**Dataset records:**

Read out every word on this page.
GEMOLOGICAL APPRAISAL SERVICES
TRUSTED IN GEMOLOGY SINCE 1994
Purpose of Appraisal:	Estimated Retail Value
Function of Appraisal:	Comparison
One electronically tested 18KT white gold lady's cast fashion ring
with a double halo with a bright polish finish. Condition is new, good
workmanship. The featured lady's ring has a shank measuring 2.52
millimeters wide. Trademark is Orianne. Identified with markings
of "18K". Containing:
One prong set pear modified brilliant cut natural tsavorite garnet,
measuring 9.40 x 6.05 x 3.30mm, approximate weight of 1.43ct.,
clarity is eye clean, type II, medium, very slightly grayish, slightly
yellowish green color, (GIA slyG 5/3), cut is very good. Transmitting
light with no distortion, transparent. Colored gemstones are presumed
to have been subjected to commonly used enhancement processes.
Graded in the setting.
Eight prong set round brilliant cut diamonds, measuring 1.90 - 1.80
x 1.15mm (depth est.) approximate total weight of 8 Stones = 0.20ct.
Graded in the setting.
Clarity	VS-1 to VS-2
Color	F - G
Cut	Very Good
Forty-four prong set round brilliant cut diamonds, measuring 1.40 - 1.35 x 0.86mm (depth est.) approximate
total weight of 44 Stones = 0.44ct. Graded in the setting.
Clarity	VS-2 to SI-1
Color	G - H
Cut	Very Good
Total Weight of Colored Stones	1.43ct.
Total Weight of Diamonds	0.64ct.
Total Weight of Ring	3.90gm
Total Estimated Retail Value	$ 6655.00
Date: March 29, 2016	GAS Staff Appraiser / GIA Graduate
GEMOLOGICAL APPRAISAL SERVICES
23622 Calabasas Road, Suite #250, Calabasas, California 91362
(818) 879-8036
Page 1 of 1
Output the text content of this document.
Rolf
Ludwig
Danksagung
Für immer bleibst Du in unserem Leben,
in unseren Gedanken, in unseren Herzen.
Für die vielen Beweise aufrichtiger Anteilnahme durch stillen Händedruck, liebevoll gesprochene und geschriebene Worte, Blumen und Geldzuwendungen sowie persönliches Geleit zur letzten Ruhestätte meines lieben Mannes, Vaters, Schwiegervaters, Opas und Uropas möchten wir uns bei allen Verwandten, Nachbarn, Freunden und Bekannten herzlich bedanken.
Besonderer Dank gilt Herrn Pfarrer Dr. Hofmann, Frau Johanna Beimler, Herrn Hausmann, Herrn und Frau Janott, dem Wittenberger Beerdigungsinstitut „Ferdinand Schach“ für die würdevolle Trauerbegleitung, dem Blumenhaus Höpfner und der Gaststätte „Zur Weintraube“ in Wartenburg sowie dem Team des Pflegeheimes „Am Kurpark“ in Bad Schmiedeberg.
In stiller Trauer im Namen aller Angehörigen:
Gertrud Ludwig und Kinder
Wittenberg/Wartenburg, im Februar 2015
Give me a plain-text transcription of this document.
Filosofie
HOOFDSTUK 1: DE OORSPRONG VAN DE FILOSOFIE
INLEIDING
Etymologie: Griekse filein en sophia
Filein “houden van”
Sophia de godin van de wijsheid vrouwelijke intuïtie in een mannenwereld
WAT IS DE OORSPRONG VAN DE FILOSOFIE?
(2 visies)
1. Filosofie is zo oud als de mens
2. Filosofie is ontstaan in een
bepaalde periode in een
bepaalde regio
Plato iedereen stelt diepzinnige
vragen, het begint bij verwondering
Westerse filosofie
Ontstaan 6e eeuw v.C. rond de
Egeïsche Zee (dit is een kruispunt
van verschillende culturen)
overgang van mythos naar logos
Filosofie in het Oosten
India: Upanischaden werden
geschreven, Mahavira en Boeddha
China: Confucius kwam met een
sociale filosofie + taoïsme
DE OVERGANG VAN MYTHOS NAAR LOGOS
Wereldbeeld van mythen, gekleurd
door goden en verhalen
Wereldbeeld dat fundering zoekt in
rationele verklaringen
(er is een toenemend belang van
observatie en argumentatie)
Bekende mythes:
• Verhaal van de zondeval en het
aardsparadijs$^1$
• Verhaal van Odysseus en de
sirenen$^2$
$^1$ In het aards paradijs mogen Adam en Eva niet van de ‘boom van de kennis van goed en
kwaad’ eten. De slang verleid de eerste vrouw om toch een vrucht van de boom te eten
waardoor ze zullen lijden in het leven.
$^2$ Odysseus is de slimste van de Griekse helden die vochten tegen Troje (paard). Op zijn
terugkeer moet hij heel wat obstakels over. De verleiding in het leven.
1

**Description of the task:** Extract lines where the string "with" occurs.

**Result of this exercise:**
with a double halo with a bright polish finish. Condition is new, good
millimeters wide. Trademark is Orianne. Identified with markings
light with no distortion, transparent. Colored gemstones are presumed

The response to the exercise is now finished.